- Requirements: Tally how many lines of these entries hold the string "sorokina". Return the number alone.

########

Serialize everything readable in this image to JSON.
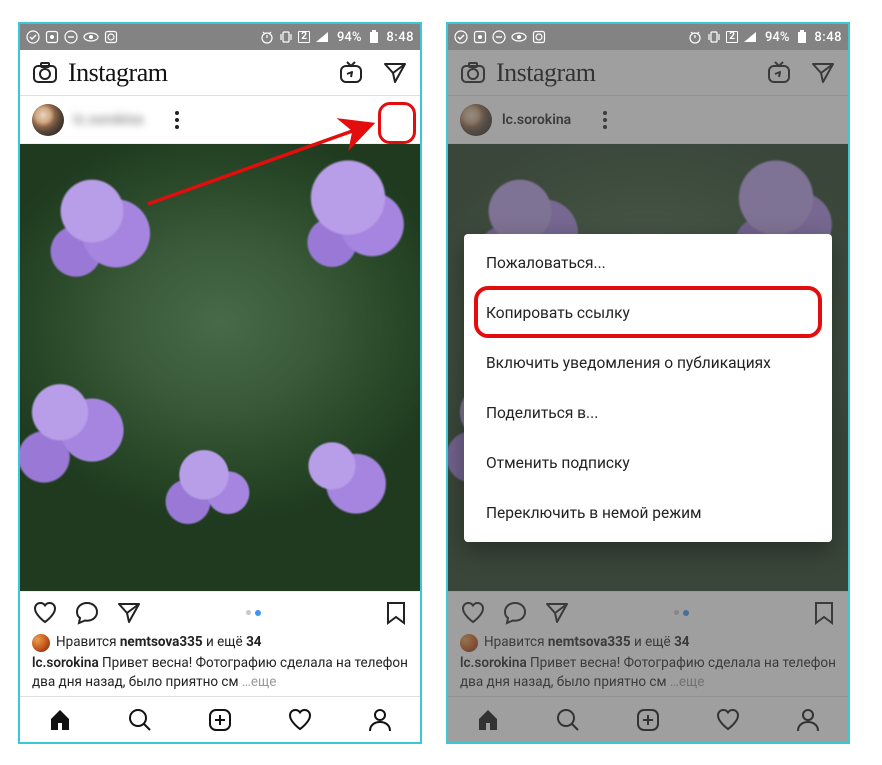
{
  "statusbar": {
    "battery_pct": "94%",
    "time": "8:48",
    "sim_slot": "2"
  },
  "header": {
    "logo_text": "Instagram"
  },
  "post_left": {
    "username_display": "lc.sorokina"
  },
  "post_right": {
    "username": "lc.sorokina"
  },
  "likes": {
    "prefix": "Нравится ",
    "liker": "nemtsova335",
    "and_more": " и ещё ",
    "count": "34"
  },
  "caption": {
    "user": "lc.sorokina",
    "text": " Привет весна! Фотографию сделала на телефон два дня назад, было приятно см",
    "more": " …еще"
  },
  "popup": {
    "items": [
      "Пожаловаться...",
      "Копировать ссылку",
      "Включить уведомления о публикациях",
      "Поделиться в...",
      "Отменить подписку",
      "Переключить в немой режим"
    ]
  }
}
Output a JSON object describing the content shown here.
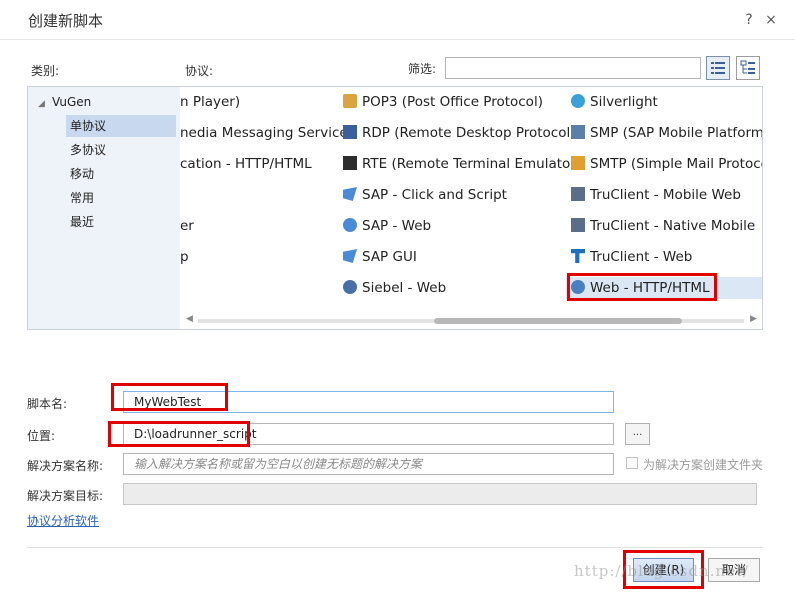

########

- The answer: 3